-- start of Data section --

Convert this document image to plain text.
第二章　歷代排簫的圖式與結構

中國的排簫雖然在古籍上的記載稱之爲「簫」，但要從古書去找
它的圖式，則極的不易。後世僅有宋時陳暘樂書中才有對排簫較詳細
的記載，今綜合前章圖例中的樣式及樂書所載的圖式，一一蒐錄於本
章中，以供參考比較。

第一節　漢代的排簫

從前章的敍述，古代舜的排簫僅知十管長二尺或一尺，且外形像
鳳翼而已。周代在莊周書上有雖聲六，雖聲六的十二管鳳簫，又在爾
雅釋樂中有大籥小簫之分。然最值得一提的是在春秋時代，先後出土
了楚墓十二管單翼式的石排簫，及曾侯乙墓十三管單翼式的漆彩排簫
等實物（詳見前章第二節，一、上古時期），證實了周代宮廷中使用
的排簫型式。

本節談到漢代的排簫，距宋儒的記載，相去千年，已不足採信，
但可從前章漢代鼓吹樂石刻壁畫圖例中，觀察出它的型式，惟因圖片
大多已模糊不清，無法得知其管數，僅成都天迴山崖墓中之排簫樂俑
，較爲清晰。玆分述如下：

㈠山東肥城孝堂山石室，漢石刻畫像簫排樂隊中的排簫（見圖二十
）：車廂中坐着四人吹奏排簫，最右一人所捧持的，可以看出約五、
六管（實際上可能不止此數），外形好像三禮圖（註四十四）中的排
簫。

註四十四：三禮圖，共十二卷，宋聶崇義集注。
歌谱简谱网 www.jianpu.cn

-- end of Data section --

▶ _What you will do_:
Copy all the entries verbatim.

▶ _Response to the task_:
Convert this document image to plain text.
第二章　歷代排簫的圖式與結構

中國的排簫雖然在古籍上的記載稱之爲「簫」，但要從古書去找
它的圖式，則極的不易。後世僅有宋時陳暘樂書中才有對排簫較詳細
的記載，今綜合前章圖例中的樣式及樂書所載的圖式，一一蒐錄於本
章中，以供參考比較。

第一節　漢代的排簫

從前章的敍述，古代舜的排簫僅知十管長二尺或一尺，且外形像
鳳翼而已。周代在莊周書上有雖聲六，雖聲六的十二管鳳簫，又在爾
雅釋樂中有大籥小簫之分。然最值得一提的是在春秋時代，先後出土
了楚墓十二管單翼式的石排簫，及曾侯乙墓十三管單翼式的漆彩排簫
等實物（詳見前章第二節，一、上古時期），證實了周代宮廷中使用
的排簫型式。

本節談到漢代的排簫，距宋儒的記載，相去千年，已不足採信，
但可從前章漢代鼓吹樂石刻壁畫圖例中，觀察出它的型式，惟因圖片
大多已模糊不清，無法得知其管數，僅成都天迴山崖墓中之排簫樂俑
，較爲清晰。玆分述如下：

㈠山東肥城孝堂山石室，漢石刻畫像簫排樂隊中的排簫（見圖二十
）：車廂中坐着四人吹奏排簫，最右一人所捧持的，可以看出約五、
六管（實際上可能不止此數），外形好像三禮圖（註四十四）中的排
簫。

註四十四：三禮圖，共十二卷，宋聶崇義集注。
歌谱简谱网 www.jianpu.cn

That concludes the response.